Veronique Rabiot, madre y agente de Adrien Rabiot, hacía esta confesión al diario L’Équipe en 2015. Cuatro años más tarde, el destino de su hijo parece ya lejos del PSG. Esta dama de hierro ha hecho claudicar al mismísimo Nasser al Khelaifi, que ya da por perdido al centrocampista que quiso siempre convertir en el Xavi del Parque de los Príncipes. Lo que no lograron Neymar en su momento, Di María o Verratti, lo ha conseguido esta mujer, con fama de dura y exigente en cada negociación. De hecho, tanto para la firma de su primer contrato en 2012 como la de su renovación en 2014, Veronique fue un verdadero quebradero de cabeza para los dirigentes qataries. Desde este mes de enero, la madre es libre para negociar el futuro de su hijo, que se debate entre jugar la próxima temporada en Barcelona o marcharse a la Premier League.

Veronique, que no se arruga en este mundo de dirigentes y representantes, está en Barcelona para negociar con el club azulgrana según avanza el medio galo Paris United. Como agente de su hijo, ha llegado hasta donde le ha hecho falta para velar por los intereses de su hijo. Cuentan que en verano 2014, cuando el club le había relegado al equipo reserva después de que la madre negociara con la Roma, esperó a Laurent Blanc en el parking de Camp des Loges para poner al técnico de vuelta y media hasta que los miembros de seguridad la invitaron a meterse en su coche. “No le puedes hacer eso, no lo voy a consentir”, le recriminó a gritos al entrenador. Rabiot volvería a jugar en noviembre y renovaría por primera y última vez, hasta junio de 2019.

• [Información proporcionada]
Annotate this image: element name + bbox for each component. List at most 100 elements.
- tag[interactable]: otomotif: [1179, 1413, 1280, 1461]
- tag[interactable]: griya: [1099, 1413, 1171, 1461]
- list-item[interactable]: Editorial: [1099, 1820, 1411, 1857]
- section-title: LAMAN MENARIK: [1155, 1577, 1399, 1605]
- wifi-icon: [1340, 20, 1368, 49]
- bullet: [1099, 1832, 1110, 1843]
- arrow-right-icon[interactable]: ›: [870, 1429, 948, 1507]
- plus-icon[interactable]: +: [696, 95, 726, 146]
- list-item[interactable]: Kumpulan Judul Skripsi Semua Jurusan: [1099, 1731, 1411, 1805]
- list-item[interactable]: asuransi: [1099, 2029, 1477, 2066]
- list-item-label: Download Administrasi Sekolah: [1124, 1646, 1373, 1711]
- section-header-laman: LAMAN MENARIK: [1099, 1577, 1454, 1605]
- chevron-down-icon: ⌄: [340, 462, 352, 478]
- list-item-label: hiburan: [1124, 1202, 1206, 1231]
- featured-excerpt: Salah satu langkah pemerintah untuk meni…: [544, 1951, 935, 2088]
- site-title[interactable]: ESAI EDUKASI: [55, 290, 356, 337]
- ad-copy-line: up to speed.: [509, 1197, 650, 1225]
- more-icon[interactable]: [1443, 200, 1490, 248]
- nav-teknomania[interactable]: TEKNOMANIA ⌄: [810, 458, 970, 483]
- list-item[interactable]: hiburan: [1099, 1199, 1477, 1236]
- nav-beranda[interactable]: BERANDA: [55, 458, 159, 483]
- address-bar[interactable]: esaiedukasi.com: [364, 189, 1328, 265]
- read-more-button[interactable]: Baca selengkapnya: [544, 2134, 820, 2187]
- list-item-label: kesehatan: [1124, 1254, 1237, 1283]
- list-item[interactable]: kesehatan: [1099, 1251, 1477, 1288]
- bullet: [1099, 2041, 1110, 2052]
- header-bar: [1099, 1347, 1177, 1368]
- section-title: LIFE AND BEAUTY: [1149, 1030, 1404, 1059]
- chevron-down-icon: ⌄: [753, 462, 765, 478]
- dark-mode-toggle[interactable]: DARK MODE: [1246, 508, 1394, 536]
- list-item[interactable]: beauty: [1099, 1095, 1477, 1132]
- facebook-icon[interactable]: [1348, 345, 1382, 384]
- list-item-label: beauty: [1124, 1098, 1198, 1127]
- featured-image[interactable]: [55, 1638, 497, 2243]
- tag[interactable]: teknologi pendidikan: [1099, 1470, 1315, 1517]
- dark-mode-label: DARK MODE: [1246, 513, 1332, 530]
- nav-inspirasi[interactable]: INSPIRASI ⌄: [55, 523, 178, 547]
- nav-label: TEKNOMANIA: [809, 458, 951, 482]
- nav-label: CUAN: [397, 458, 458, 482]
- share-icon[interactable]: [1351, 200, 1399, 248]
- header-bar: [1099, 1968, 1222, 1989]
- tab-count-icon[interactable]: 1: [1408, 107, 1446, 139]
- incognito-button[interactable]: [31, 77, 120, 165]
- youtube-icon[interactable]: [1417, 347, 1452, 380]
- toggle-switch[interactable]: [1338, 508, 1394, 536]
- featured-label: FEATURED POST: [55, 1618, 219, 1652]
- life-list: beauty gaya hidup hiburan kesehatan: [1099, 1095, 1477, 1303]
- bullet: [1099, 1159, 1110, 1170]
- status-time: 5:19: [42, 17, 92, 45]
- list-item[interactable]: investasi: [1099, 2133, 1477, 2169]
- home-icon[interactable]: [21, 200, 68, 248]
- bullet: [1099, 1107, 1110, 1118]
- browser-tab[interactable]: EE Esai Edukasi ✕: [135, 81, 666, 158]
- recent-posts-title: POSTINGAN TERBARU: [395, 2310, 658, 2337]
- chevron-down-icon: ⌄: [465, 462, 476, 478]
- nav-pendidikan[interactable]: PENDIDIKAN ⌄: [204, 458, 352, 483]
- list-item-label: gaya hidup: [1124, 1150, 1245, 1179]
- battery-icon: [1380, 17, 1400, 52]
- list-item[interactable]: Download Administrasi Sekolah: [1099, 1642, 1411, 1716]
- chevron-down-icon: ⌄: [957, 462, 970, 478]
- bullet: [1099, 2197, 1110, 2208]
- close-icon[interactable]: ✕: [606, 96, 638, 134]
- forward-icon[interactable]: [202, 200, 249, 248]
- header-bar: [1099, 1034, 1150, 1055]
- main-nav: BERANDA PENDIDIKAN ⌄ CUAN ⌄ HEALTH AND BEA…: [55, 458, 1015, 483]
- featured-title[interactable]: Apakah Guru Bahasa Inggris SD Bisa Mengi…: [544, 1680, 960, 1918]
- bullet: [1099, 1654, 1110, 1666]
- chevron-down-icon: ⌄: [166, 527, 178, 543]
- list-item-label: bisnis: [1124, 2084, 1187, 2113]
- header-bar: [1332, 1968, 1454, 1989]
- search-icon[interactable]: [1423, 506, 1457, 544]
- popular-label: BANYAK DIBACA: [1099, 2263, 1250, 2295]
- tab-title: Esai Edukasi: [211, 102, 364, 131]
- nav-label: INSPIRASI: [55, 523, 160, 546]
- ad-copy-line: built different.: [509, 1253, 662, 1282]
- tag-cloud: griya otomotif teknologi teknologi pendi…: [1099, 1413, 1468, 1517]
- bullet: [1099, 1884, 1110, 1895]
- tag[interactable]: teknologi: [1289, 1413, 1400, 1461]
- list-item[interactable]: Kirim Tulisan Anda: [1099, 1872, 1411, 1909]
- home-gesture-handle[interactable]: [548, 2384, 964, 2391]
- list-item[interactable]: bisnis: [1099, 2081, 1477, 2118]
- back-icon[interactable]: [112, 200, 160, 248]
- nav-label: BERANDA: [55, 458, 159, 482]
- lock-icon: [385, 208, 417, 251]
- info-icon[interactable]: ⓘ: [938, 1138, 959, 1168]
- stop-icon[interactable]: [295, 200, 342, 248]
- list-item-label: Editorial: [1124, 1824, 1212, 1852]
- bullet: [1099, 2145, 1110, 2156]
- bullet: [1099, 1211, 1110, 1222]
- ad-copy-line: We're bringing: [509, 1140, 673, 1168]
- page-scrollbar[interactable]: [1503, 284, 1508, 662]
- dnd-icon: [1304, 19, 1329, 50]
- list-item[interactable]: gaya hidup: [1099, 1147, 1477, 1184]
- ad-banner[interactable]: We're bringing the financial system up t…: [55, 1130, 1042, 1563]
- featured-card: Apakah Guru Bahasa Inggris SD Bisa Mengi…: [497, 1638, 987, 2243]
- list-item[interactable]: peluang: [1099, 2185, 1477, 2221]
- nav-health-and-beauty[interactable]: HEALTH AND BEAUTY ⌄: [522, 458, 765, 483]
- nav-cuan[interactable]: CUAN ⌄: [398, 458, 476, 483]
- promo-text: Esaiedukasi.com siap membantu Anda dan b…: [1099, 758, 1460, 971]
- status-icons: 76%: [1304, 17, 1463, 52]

• [Tarea A] Según el texto sobre Veronique Rabiot, ¿hasta qué fecha renovó Adrien Rabiot su contrato?
• [Tarea B] Reescribe el pasaje del texto sobre Veronique Rabiot empezando por “Veronique Rabiot, madre” y siguiendo hasta “la Premier League.”, con “dama de hierro” sustituido por “mujer implacable”.

• [Solución del ejercicio A] Hasta junio de 2019.

• [Solución del ejercicio B]
Veronique Rabiot, madre y agente de Adrien Rabiot, hacía esta confesión al diario L’Équipe en 2015. Cuatro años más tarde, el destino de su hijo parece ya lejos del PSG. Esta mujer implacable ha hecho claudicar al mismísimo Nasser al Khelaifi, que ya da por perdido al centrocampista que quiso siempre convertir en el Xavi del Parque de los Príncipes. Lo que no lograron Neymar en su momento, Di María o Verratti, lo ha conseguido esta mujer, con fama de dura y exigente en cada negociación. De hecho, tanto para la firma de su primer contrato en 2012 como la de su renovación en 2014, Veronique fue un verdadero quebradero de cabeza para los dirigentes qataries. Desde este mes de enero, la madre es libre para negociar el futuro de su hijo, que se debate entre jugar la próxima temporada en Barcelona o marcharse a la Premier League.